• _Source excerpt_
Bosses own strong opinions
Henry and Co. talk a good game
FORT MYERS, Fla. - Red Sox owner John Henry has called on baseball to scrap its revenue-sharing program and replace it with a more stringent payroll tax. But what Henry considers an unfair system is not going to drive him out of the game.
“We’re not going anywhere,’’ he said yesterday. “We adore, we love this franchise. We speak every day on the phone, seven days a week. We are so committed to this franchise. It has been so much fun and so rewarding for us personally.’’
Henry, chairman Tom Werner, and team president Larry Lucchino met with reporters after speaking to the team before the first full-squad workout. The trio voiced optimism for the coming season.
“We think this is a very strong team, I think stronger than last year,’’ Henry said.
Said Lucchino: “One thing we’ve been saying since Day One is that our obligation is to build a team that is worthy of fan support, year in and year out. We think we have done that.
“There’s a balance to this team that’s really important. People are focusing on offense. We’ve been saying from the beginning that it’s all about balance.’’
Werner even offered what could be interpreted as a bold prediction.
“We said something that was a bit cocky when we came in, that we would try to win multiple World Series,’’ he said. “Hopefully we won’t stop at two.’’
The owners said plans for a new spring training facility to open in 2012 remain firm despite the recent news that Lee County has downsized the project for economic reasons.
“We’ve had nothing but healthy, productive conversations with the officials down here,’’ said Werner. “We’ve had very good dialogue.’’
Plans for the new facility are expected to be unveiled within the coming weeks.
Lucchino said the new complex would be modeled after Fenway Park in terms of the field dimensions. Lee County officials, he said, are hopeful of luring a team to replace the Red Sox at City of Palms Park. The Red Sox already share Fort Myers with the Twins.
The trio also touched on some other subjects:
■The field at Fenway Park in the wake of the Winter Classic: “It obviously got a lot of wear and tear,’’ Lucchino said. “It needs to be resodded, and that process hasn’t begun yet. We’ll know better in about two or three weeks. It required resodding over a significant part of the field.’’
The inclement weather in Boston isn’t helping that.

[Spatial annotation records]
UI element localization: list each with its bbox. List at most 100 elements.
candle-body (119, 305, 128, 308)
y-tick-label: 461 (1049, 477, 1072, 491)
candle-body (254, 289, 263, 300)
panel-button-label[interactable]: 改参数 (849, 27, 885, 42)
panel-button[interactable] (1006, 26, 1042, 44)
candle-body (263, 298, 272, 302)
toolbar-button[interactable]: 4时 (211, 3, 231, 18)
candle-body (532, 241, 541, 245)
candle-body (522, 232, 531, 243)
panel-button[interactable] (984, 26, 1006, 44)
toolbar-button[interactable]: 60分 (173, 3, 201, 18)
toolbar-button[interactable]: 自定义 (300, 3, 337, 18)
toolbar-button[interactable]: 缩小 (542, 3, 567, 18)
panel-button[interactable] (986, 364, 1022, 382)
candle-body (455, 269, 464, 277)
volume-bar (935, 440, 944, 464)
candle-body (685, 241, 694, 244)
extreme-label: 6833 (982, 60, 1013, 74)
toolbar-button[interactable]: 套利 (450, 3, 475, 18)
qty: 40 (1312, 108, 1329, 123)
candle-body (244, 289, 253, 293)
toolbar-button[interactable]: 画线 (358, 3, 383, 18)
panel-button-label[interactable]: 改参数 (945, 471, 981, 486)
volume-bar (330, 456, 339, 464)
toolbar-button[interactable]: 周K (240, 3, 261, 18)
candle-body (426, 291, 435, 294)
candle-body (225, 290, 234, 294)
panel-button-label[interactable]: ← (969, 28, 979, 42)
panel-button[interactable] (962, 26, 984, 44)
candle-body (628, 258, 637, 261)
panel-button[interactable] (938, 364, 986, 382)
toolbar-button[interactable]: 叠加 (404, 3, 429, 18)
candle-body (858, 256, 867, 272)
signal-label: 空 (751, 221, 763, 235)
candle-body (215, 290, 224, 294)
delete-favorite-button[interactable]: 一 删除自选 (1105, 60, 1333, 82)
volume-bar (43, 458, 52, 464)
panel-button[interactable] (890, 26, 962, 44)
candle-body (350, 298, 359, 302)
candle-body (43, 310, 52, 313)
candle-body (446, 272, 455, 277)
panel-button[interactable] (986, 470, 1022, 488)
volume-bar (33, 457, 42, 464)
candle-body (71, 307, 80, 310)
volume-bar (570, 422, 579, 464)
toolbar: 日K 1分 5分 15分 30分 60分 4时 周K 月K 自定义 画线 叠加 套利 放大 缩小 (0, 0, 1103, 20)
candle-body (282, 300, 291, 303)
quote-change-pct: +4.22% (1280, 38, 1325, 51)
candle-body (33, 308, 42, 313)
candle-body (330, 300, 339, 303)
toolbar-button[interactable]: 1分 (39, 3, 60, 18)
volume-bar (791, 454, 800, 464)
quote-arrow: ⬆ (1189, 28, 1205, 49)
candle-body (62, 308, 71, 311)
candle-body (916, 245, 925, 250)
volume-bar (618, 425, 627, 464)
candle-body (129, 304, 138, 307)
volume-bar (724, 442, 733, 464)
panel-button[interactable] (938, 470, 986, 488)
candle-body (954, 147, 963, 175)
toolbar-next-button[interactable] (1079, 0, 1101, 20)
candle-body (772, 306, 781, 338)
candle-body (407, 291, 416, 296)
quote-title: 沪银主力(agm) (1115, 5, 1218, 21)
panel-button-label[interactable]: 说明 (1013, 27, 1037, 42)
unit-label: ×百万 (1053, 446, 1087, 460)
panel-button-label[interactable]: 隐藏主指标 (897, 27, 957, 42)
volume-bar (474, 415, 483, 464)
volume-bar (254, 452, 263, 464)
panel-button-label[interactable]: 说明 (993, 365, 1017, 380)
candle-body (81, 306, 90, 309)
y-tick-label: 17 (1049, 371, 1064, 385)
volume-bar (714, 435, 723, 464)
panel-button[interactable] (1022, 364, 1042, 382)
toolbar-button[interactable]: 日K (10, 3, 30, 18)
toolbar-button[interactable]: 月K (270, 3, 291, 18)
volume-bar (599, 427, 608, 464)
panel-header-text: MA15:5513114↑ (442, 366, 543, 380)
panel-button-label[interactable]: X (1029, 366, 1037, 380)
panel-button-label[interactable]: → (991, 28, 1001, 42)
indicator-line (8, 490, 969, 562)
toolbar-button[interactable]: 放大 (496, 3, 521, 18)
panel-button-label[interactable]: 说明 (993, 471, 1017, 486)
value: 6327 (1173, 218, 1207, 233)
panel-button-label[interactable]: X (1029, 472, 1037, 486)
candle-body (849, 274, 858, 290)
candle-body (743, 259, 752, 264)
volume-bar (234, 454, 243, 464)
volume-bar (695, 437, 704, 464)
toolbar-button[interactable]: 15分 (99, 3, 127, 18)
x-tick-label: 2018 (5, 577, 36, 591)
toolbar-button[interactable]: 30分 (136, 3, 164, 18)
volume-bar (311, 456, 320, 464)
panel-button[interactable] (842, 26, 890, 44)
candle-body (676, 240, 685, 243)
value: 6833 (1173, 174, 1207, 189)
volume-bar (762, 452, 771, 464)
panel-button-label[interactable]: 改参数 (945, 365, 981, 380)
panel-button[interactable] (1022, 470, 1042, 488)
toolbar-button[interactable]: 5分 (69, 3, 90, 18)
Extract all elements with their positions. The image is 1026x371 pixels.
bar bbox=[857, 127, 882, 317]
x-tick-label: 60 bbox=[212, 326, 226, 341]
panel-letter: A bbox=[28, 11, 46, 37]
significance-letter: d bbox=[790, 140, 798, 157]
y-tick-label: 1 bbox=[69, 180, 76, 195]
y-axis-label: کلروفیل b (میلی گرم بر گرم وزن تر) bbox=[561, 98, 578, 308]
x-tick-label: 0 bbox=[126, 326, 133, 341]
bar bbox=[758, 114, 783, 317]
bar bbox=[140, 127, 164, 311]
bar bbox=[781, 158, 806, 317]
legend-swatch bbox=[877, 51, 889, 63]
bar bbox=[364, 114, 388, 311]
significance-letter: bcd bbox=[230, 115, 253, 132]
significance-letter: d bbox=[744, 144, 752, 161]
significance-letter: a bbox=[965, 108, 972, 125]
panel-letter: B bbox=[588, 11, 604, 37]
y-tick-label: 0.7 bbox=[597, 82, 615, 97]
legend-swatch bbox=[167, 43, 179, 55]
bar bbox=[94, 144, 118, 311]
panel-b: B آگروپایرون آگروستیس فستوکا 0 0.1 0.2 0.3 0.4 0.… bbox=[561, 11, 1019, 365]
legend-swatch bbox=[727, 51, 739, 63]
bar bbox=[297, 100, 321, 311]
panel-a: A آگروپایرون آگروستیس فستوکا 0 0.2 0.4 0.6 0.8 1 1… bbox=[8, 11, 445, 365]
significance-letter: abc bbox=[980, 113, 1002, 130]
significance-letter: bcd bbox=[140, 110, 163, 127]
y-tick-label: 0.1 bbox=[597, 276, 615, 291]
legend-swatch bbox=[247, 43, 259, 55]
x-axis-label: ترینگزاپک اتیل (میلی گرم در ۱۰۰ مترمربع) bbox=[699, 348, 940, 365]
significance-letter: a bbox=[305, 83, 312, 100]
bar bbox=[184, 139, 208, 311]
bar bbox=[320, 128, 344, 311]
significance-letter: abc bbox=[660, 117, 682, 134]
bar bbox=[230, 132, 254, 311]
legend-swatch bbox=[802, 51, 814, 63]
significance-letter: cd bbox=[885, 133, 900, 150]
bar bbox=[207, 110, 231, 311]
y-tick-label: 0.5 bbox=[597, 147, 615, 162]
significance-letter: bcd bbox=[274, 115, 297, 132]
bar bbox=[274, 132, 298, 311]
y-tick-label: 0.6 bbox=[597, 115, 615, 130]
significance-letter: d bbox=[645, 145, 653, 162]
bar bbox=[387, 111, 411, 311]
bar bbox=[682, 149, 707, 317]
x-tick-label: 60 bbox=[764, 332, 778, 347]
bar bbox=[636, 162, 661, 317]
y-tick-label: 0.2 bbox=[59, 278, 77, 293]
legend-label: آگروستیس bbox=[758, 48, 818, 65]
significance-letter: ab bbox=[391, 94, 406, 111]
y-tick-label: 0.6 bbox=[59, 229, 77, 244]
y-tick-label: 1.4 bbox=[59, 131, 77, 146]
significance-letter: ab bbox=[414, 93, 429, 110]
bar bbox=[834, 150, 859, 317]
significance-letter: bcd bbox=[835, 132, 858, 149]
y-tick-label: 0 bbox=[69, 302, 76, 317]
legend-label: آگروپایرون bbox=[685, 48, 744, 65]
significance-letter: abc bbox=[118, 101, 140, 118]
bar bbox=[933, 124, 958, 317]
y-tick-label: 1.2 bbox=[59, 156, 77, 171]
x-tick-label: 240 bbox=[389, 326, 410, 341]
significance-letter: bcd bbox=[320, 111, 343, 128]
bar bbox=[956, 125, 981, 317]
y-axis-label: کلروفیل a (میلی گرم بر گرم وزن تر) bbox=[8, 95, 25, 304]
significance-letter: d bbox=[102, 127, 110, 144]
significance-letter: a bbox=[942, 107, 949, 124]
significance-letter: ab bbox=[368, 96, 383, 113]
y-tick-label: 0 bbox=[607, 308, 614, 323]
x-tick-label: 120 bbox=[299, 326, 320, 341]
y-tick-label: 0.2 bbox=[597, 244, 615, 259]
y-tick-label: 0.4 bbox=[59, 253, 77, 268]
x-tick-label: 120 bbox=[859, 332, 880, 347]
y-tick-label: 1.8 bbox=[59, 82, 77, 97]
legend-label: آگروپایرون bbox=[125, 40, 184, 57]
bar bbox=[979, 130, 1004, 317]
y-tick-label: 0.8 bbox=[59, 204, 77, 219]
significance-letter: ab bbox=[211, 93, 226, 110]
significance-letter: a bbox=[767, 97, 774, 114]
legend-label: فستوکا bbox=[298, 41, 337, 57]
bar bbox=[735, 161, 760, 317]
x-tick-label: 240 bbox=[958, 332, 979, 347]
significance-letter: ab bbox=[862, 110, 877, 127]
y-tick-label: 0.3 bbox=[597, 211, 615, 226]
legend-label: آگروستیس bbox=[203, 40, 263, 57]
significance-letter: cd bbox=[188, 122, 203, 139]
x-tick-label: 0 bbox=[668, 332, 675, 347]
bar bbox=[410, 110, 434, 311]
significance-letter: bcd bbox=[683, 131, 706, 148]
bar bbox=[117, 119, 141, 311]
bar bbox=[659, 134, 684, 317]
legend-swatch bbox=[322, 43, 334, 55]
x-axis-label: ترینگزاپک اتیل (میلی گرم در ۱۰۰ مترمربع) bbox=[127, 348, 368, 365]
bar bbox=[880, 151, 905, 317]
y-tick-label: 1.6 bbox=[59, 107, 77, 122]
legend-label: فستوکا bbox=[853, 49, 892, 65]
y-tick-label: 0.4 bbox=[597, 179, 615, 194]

• _Requirements_
Reproduce the part of the Red Sox article that opens with the words containing "Bosses own strong" and closes with "of the game.", renaming "payroll tax" as "luxury tax". The records have no connection to the text.

• _Finished exercise_
Bosses own strong opinions
Henry and Co. talk a good game
FORT MYERS, Fla. - Red Sox owner John Henry has called on baseball to scrap its revenue-sharing program and replace it with a more stringent luxury tax. But what Henry considers an unfair system is not going to drive him out of the game.